▶ _SET EXERCISE_: Extract the text of every entry below exactly; leave images out.

* Start DATA ROWS *

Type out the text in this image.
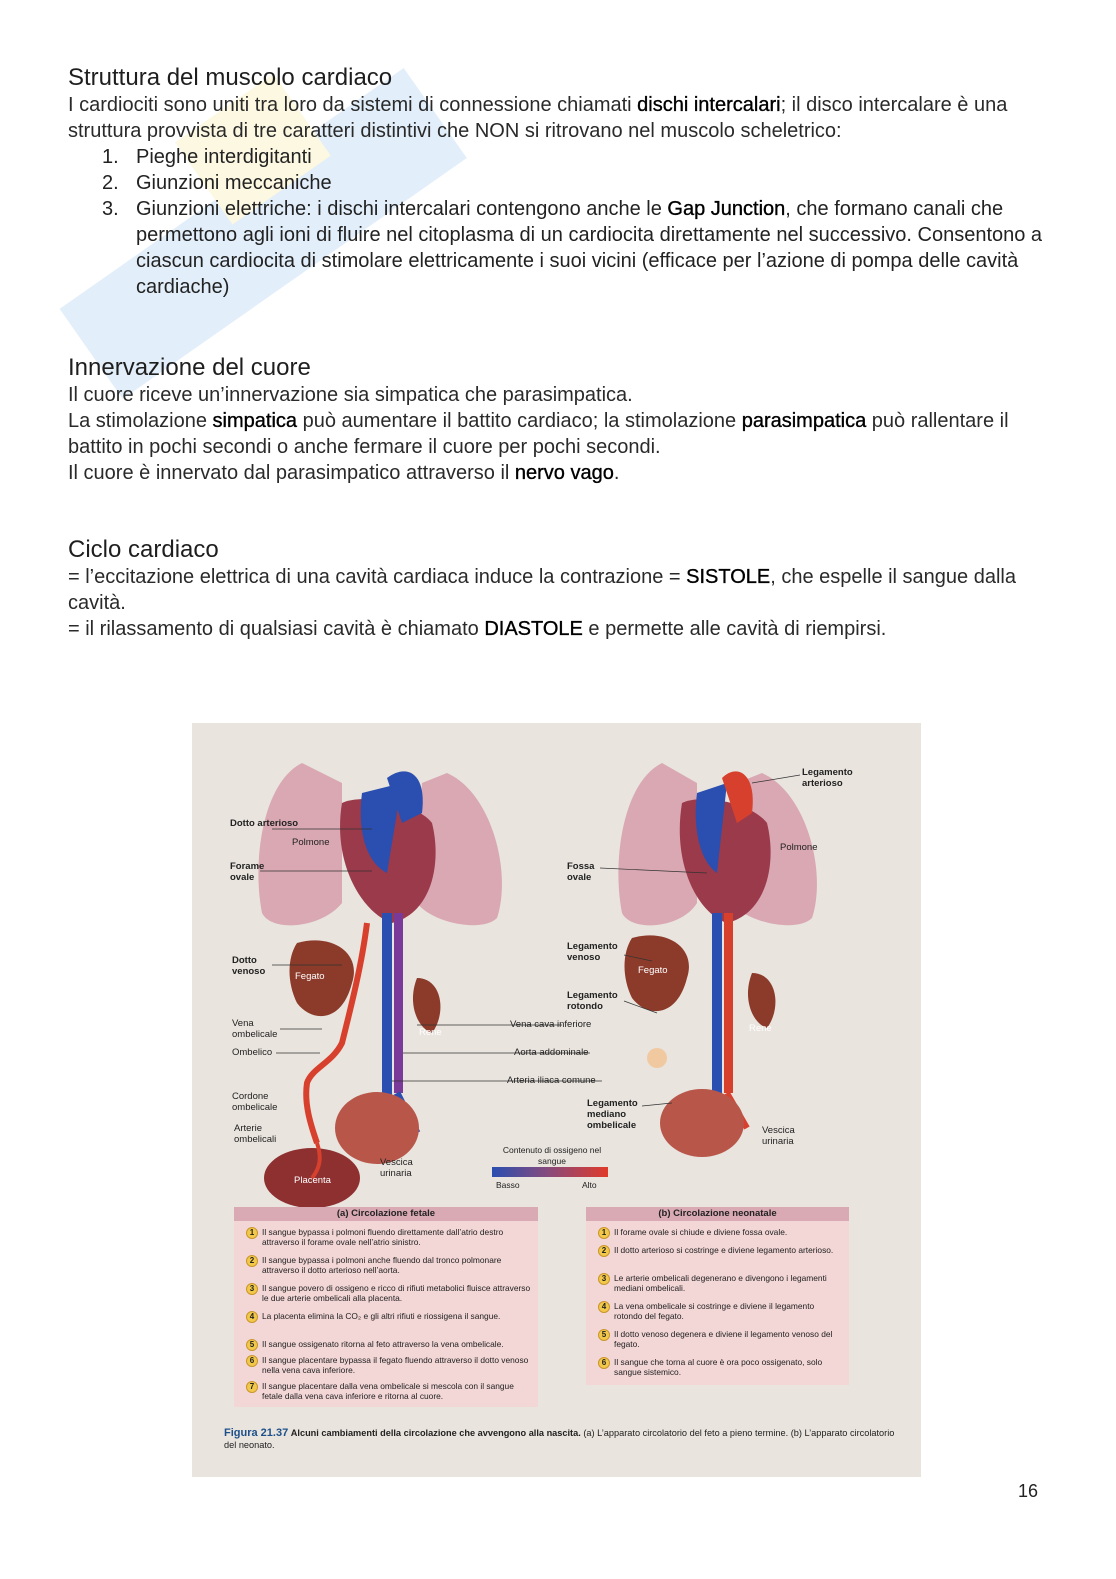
Struttura del muscolo cardiaco

I cardiociti sono uniti tra loro da sistemi di connessione chiamati dischi intercalari; il disco intercalare è una struttura provvista di tre caratteri distintivi che NON si ritrovano nel muscolo scheletrico:

1. Pieghe interdigitanti
2. Giunzioni meccaniche
3. Giunzioni elettriche: i dischi intercalari contengono anche le Gap Junction, che formano canali che permettono agli ioni di fluire nel citoplasma di un cardiocita direttamente nel successivo. Consentono a ciascun cardiocita di stimolare elettricamente i suoi vicini (efficace per l’azione di pompa delle cavità cardiache)
Innervazione del cuore

Il cuore riceve un’innervazione sia simpatica che parasimpatica.

La stimolazione simpatica può aumentare il battito cardiaco; la stimolazione parasimpatica può rallentare il battito in pochi secondi o anche fermare il cuore per pochi secondi.

Il cuore è innervato dal parasimpatico attraverso il nervo vago.

Ciclo cardiaco

= l’eccitazione elettrica di una cavità cardiaca induce la contrazione = SISTOLE, che espelle il sangue dalla cavità.

= il rilassamento di qualsiasi cavità è chiamato DIASTOLE e permette alle cavità di riempirsi.

Dotto arterioso
Forame ovale
Dotto venoso
Vena ombelicale
Ombelico
Cordone ombelicale
Arterie ombelicali
Polmone
Fegato
Rene
Placenta
Vescica urinaria
Vena cava inferiore
Aorta addominale
Arteria iliaca comune
Contenuto di ossigeno nel sangue
Basso	Alto
Legamento arterioso
Fossa ovale
Legamento venoso
Legamento rotondo
Legamento mediano ombelicale
Polmone
Fegato
Rene
Vescica urinaria
(a) Circolazione fetale
1 Il sangue bypassa i polmoni fluendo direttamente dall’atrio destro attraverso il forame ovale nell’atrio sinistro.
2 Il sangue bypassa i polmoni anche fluendo dal tronco polmonare attraverso il dotto arterioso nell’aorta.
3 Il sangue povero di ossigeno e ricco di rifiuti metabolici fluisce attraverso le due arterie ombelicali alla placenta.
4 La placenta elimina la CO₂ e gli altri rifiuti e riossigena il sangue.
5 Il sangue ossigenato ritorna al feto attraverso la vena ombelicale.
6 Il sangue placentare bypassa il fegato fluendo attraverso il dotto venoso nella vena cava inferiore.
7 Il sangue placentare dalla vena ombelicale si mescola con il sangue fetale dalla vena cava inferiore e ritorna al cuore.
(b) Circolazione neonatale
1 Il forame ovale si chiude e diviene fossa ovale.
2 Il dotto arterioso si costringe e diviene legamento arterioso.
3 Le arterie ombelicali degenerano e divengono i legamenti mediani ombelicali.
4 La vena ombelicale si costringe e diviene il legamento rotondo del fegato.
5 Il dotto venoso degenera e diviene il legamento venoso del fegato.
6 Il sangue che torna al cuore è ora poco ossigenato, solo sangue sistemico.
Figura 21.37 Alcuni cambiamenti della circolazione che avvengono alla nascita. (a) L’apparato circolatorio del feto a pieno termine. (b) L’apparato circolatorio del neonato.
16
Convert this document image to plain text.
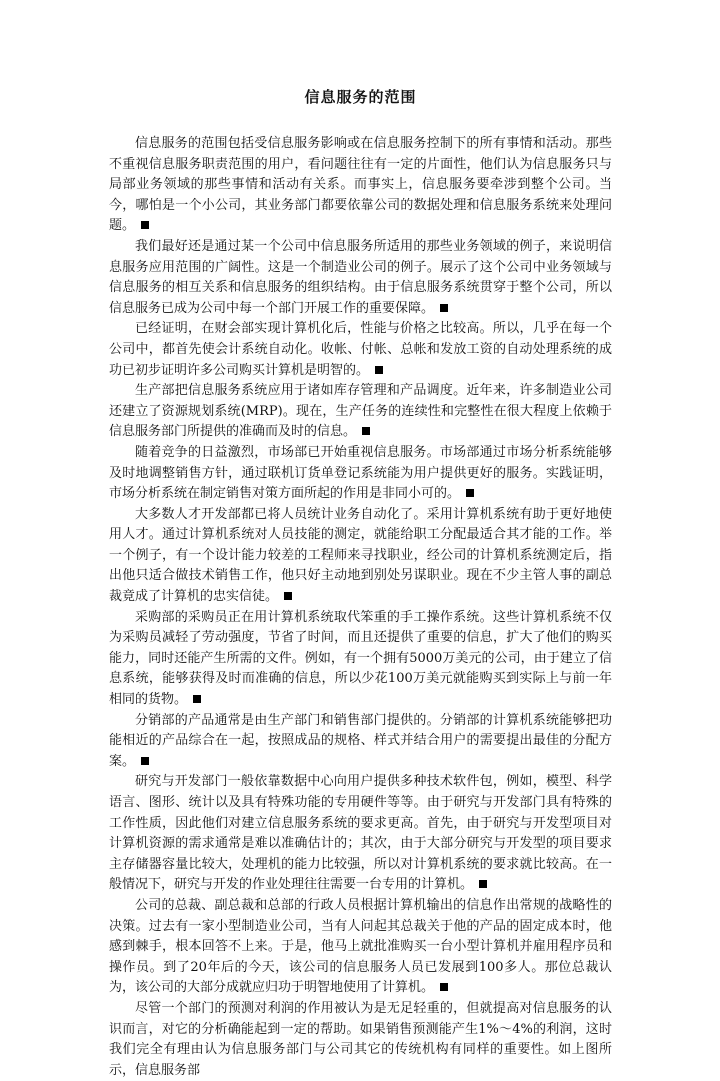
信息服务的范围

信息服务的范围包括受信息服务影响或在信息服务控制下的所有事情和活动。那些不重视信息服务职责范围的用户，看问题往往有一定的片面性，他们认为信息服务只与局部业务领域的那些事情和活动有关系。而事实上，信息服务要牵涉到整个公司。当今，哪怕是一个小公司，其业务部门都要依靠公司的数据处理和信息服务系统来处理问题。

我们最好还是通过某一个公司中信息服务所适用的那些业务领域的例子，来说明信息服务应用范围的广阔性。这是一个制造业公司的例子。展示了这个公司中业务领域与信息服务的相互关系和信息服务的组织结构。由于信息服务系统贯穿于整个公司，所以信息服务已成为公司中每一个部门开展工作的重要保障。

已经证明，在财会部实现计算机化后，性能与价格之比较高。所以，几乎在每一个公司中，都首先使会计系统自动化。收帐、付帐、总帐和发放工资的自动处理系统的成功已初步证明许多公司购买计算机是明智的。

生产部把信息服务系统应用于诸如库存管理和产品调度。近年来，许多制造业公司还建立了资源规划系统(MRP)。现在，生产任务的连续性和完整性在很大程度上依赖于信息服务部门所提供的准确而及时的信息。

随着竞争的日益激烈，市场部已开始重视信息服务。市场部通过市场分析系统能够及时地调整销售方针，通过联机订货单登记系统能为用户提供更好的服务。实践证明，市场分析系统在制定销售对策方面所起的作用是非同小可的。

大多数人才开发部都已将人员统计业务自动化了。采用计算机系统有助于更好地使用人才。通过计算机系统对人员技能的测定，就能给职工分配最适合其才能的工作。举一个例子，有一个设计能力较差的工程师来寻找职业，经公司的计算机系统测定后，指出他只适合做技术销售工作，他只好主动地到别处另谋职业。现在不少主管人事的副总裁竟成了计算机的忠实信徒。

采购部的采购员正在用计算机系统取代笨重的手工操作系统。这些计算机系统不仅为采购员减轻了劳动强度，节省了时间，而且还提供了重要的信息，扩大了他们的购买能力，同时还能产生所需的文件。例如，有一个拥有5000万美元的公司，由于建立了信息系统，能够获得及时而准确的信息，所以少花100万美元就能购买到实际上与前一年相同的货物。

分销部的产品通常是由生产部门和销售部门提供的。分销部的计算机系统能够把功能相近的产品综合在一起，按照成品的规格、样式并结合用户的需要提出最佳的分配方案。

研究与开发部门一般依靠数据中心向用户提供多种技术软件包，例如，模型、科学语言、图形、统计以及具有特殊功能的专用硬件等等。由于研究与开发部门具有特殊的工作性质，因此他们对建立信息服务系统的要求更高。首先，由于研究与开发型项目对计算机资源的需求通常是难以准确估计的；其次，由于大部分研究与开发型的项目要求主存储器容量比较大，处理机的能力比较强，所以对计算机系统的要求就比较高。在一般情况下，研究与开发的作业处理往往需要一台专用的计算机。

公司的总裁、副总裁和总部的行政人员根据计算机输出的信息作出常规的战略性的决策。过去有一家小型制造业公司，当有人问起其总裁关于他的产品的固定成本时，他感到棘手，根本回答不上来。于是，他马上就批准购买一台小型计算机并雇用程序员和操作员。到了20年后的今天，该公司的信息服务人员已发展到100多人。那位总裁认为，该公司的大部分成就应归功于明智地使用了计算机。

尽管一个部门的预测对利润的作用被认为是无足轻重的，但就提高对信息服务的认识而言，对它的分析确能起到一定的帮助。如果销售预测能产生1%～4%的利润，这时我们完全有理由认为信息服务部门与公司其它的传统机构有同样的重要性。如上图所示，信息服务部
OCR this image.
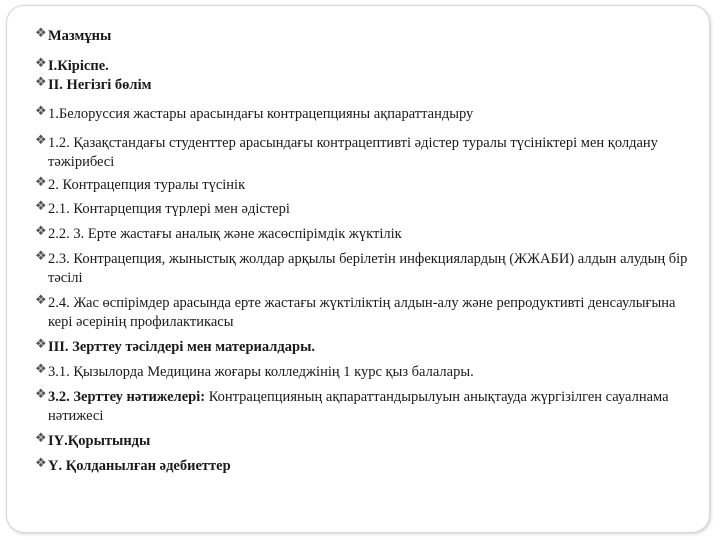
❖ Мазмұны
❖ І.Кіріспе.
❖ ІІ. Негізгі бөлім
❖ 1.Белоруссия жастары арасындағы контрацепцияны ақпараттандыру
❖ 1.2. Қазақстандағы студенттер арасындағы контрацептивті әдістер туралы түсініктері мен қолдану тәжірибесі
❖ 2. Контрацепция туралы түсінік
❖ 2.1. Контарцепция түрлері мен әдістері
❖ 2.2. 3. Ерте жастағы аналық және жасөспірімдік жүктілік
❖ 2.3. Контрацепция, жыныстық жолдар арқылы берілетін инфекциялардың (ЖЖАБИ) алдын алудың бір тәсілі
❖ 2.4. Жас өспірімдер арасында ерте жастағы жүктіліктің алдын-алу және репродуктивті денсаулығына кері әсерінің профилактикасы
❖ ІІІ. Зерттеу тәсілдері мен материалдары.
❖ 3.1. Қызылорда Медицина жоғары колледжінің 1 курс қыз балалары.
❖ 3.2. Зерттеу нәтижелері: Контрацепцияның ақпараттандырылуын анықтауда жүргізілген сауалнама нәтижесі
❖ ІҮ.Қорытынды
❖ Ү. Қолданылған әдебиеттер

* End DATA ROWS *

▶ _RESULT BELOW_:
Type out the text in this image.
Struttura del muscolo cardiaco

I cardiociti sono uniti tra loro da sistemi di connessione chiamati dischi intercalari; il disco intercalare è una struttura provvista di tre caratteri distintivi che NON si ritrovano nel muscolo scheletrico:

1. Pieghe interdigitanti
2. Giunzioni meccaniche
3. Giunzioni elettriche: i dischi intercalari contengono anche le Gap Junction, che formano canali che permettono agli ioni di fluire nel citoplasma di un cardiocita direttamente nel successivo. Consentono a ciascun cardiocita di stimolare elettricamente i suoi vicini (efficace per l’azione di pompa delle cavità cardiache)
Innervazione del cuore

Il cuore riceve un’innervazione sia simpatica che parasimpatica.

La stimolazione simpatica può aumentare il battito cardiaco; la stimolazione parasimpatica può rallentare il battito in pochi secondi o anche fermare il cuore per pochi secondi.

Il cuore è innervato dal parasimpatico attraverso il nervo vago.

Ciclo cardiaco

= l’eccitazione elettrica di una cavità cardiaca induce la contrazione = SISTOLE, che espelle il sangue dalla cavità.

= il rilassamento di qualsiasi cavità è chiamato DIASTOLE e permette alle cavità di riempirsi.

Dotto arterioso
Forame ovale
Dotto venoso
Vena ombelicale
Ombelico
Cordone ombelicale
Arterie ombelicali
Polmone
Fegato
Rene
Placenta
Vescica urinaria
Vena cava inferiore
Aorta addominale
Arteria iliaca comune
Contenuto di ossigeno nel sangue
Basso	Alto
Legamento arterioso
Fossa ovale
Legamento venoso
Legamento rotondo
Legamento mediano ombelicale
Polmone
Fegato
Rene
Vescica urinaria
(a) Circolazione fetale
1 Il sangue bypassa i polmoni fluendo direttamente dall’atrio destro attraverso il forame ovale nell’atrio sinistro.
2 Il sangue bypassa i polmoni anche fluendo dal tronco polmonare attraverso il dotto arterioso nell’aorta.
3 Il sangue povero di ossigeno e ricco di rifiuti metabolici fluisce attraverso le due arterie ombelicali alla placenta.
4 La placenta elimina la CO₂ e gli altri rifiuti e riossigena il sangue.
5 Il sangue ossigenato ritorna al feto attraverso la vena ombelicale.
6 Il sangue placentare bypassa il fegato fluendo attraverso il dotto venoso nella vena cava inferiore.
7 Il sangue placentare dalla vena ombelicale si mescola con il sangue fetale dalla vena cava inferiore e ritorna al cuore.
(b) Circolazione neonatale
1 Il forame ovale si chiude e diviene fossa ovale.
2 Il dotto arterioso si costringe e diviene legamento arterioso.
3 Le arterie ombelicali degenerano e divengono i legamenti mediani ombelicali.
4 La vena ombelicale si costringe e diviene il legamento rotondo del fegato.
5 Il dotto venoso degenera e diviene il legamento venoso del fegato.
6 Il sangue che torna al cuore è ora poco ossigenato, solo sangue sistemico.
Figura 21.37 Alcuni cambiamenti della circolazione che avvengono alla nascita. (a) L’apparato circolatorio del feto a pieno termine. (b) L’apparato circolatorio del neonato.
16
Convert this document image to plain text.
信息服务的范围

信息服务的范围包括受信息服务影响或在信息服务控制下的所有事情和活动。那些不重视信息服务职责范围的用户，看问题往往有一定的片面性，他们认为信息服务只与局部业务领域的那些事情和活动有关系。而事实上，信息服务要牵涉到整个公司。当今，哪怕是一个小公司，其业务部门都要依靠公司的数据处理和信息服务系统来处理问题。

我们最好还是通过某一个公司中信息服务所适用的那些业务领域的例子，来说明信息服务应用范围的广阔性。这是一个制造业公司的例子。展示了这个公司中业务领域与信息服务的相互关系和信息服务的组织结构。由于信息服务系统贯穿于整个公司，所以信息服务已成为公司中每一个部门开展工作的重要保障。

已经证明，在财会部实现计算机化后，性能与价格之比较高。所以，几乎在每一个公司中，都首先使会计系统自动化。收帐、付帐、总帐和发放工资的自动处理系统的成功已初步证明许多公司购买计算机是明智的。

生产部把信息服务系统应用于诸如库存管理和产品调度。近年来，许多制造业公司还建立了资源规划系统(MRP)。现在，生产任务的连续性和完整性在很大程度上依赖于信息服务部门所提供的准确而及时的信息。

随着竞争的日益激烈，市场部已开始重视信息服务。市场部通过市场分析系统能够及时地调整销售方针，通过联机订货单登记系统能为用户提供更好的服务。实践证明，市场分析系统在制定销售对策方面所起的作用是非同小可的。

大多数人才开发部都已将人员统计业务自动化了。采用计算机系统有助于更好地使用人才。通过计算机系统对人员技能的测定，就能给职工分配最适合其才能的工作。举一个例子，有一个设计能力较差的工程师来寻找职业，经公司的计算机系统测定后，指出他只适合做技术销售工作，他只好主动地到别处另谋职业。现在不少主管人事的副总裁竟成了计算机的忠实信徒。

采购部的采购员正在用计算机系统取代笨重的手工操作系统。这些计算机系统不仅为采购员减轻了劳动强度，节省了时间，而且还提供了重要的信息，扩大了他们的购买能力，同时还能产生所需的文件。例如，有一个拥有5000万美元的公司，由于建立了信息系统，能够获得及时而准确的信息，所以少花100万美元就能购买到实际上与前一年相同的货物。

分销部的产品通常是由生产部门和销售部门提供的。分销部的计算机系统能够把功能相近的产品综合在一起，按照成品的规格、样式并结合用户的需要提出最佳的分配方案。

研究与开发部门一般依靠数据中心向用户提供多种技术软件包，例如，模型、科学语言、图形、统计以及具有特殊功能的专用硬件等等。由于研究与开发部门具有特殊的工作性质，因此他们对建立信息服务系统的要求更高。首先，由于研究与开发型项目对计算机资源的需求通常是难以准确估计的；其次，由于大部分研究与开发型的项目要求主存储器容量比较大，处理机的能力比较强，所以对计算机系统的要求就比较高。在一般情况下，研究与开发的作业处理往往需要一台专用的计算机。

公司的总裁、副总裁和总部的行政人员根据计算机输出的信息作出常规的战略性的决策。过去有一家小型制造业公司，当有人问起其总裁关于他的产品的固定成本时，他感到棘手，根本回答不上来。于是，他马上就批准购买一台小型计算机并雇用程序员和操作员。到了20年后的今天，该公司的信息服务人员已发展到100多人。那位总裁认为，该公司的大部分成就应归功于明智地使用了计算机。

尽管一个部门的预测对利润的作用被认为是无足轻重的，但就提高对信息服务的认识而言，对它的分析确能起到一定的帮助。如果销售预测能产生1%～4%的利润，这时我们完全有理由认为信息服务部门与公司其它的传统机构有同样的重要性。如上图所示，信息服务部
OCR this image.
❖ Мазмұны
❖ І.Кіріспе.
❖ ІІ. Негізгі бөлім
❖ 1.Белоруссия жастары арасындағы контрацепцияны ақпараттандыру
❖ 1.2. Қазақстандағы студенттер арасындағы контрацептивті әдістер туралы түсініктері мен қолдану тәжірибесі
❖ 2. Контрацепция туралы түсінік
❖ 2.1. Контарцепция түрлері мен әдістері
❖ 2.2. 3. Ерте жастағы аналық және жасөспірімдік жүктілік
❖ 2.3. Контрацепция, жыныстық жолдар арқылы берілетін инфекциялардың (ЖЖАБИ) алдын алудың бір тәсілі
❖ 2.4. Жас өспірімдер арасында ерте жастағы жүктіліктің алдын-алу және репродуктивті денсаулығына кері әсерінің профилактикасы
❖ ІІІ. Зерттеу тәсілдері мен материалдары.
❖ 3.1. Қызылорда Медицина жоғары колледжінің 1 курс қыз балалары.
❖ 3.2. Зерттеу нәтижелері: Контрацепцияның ақпараттандырылуын анықтауда жүргізілген сауалнама нәтижесі
❖ ІҮ.Қорытынды
❖ Ү. Қолданылған әдебиеттер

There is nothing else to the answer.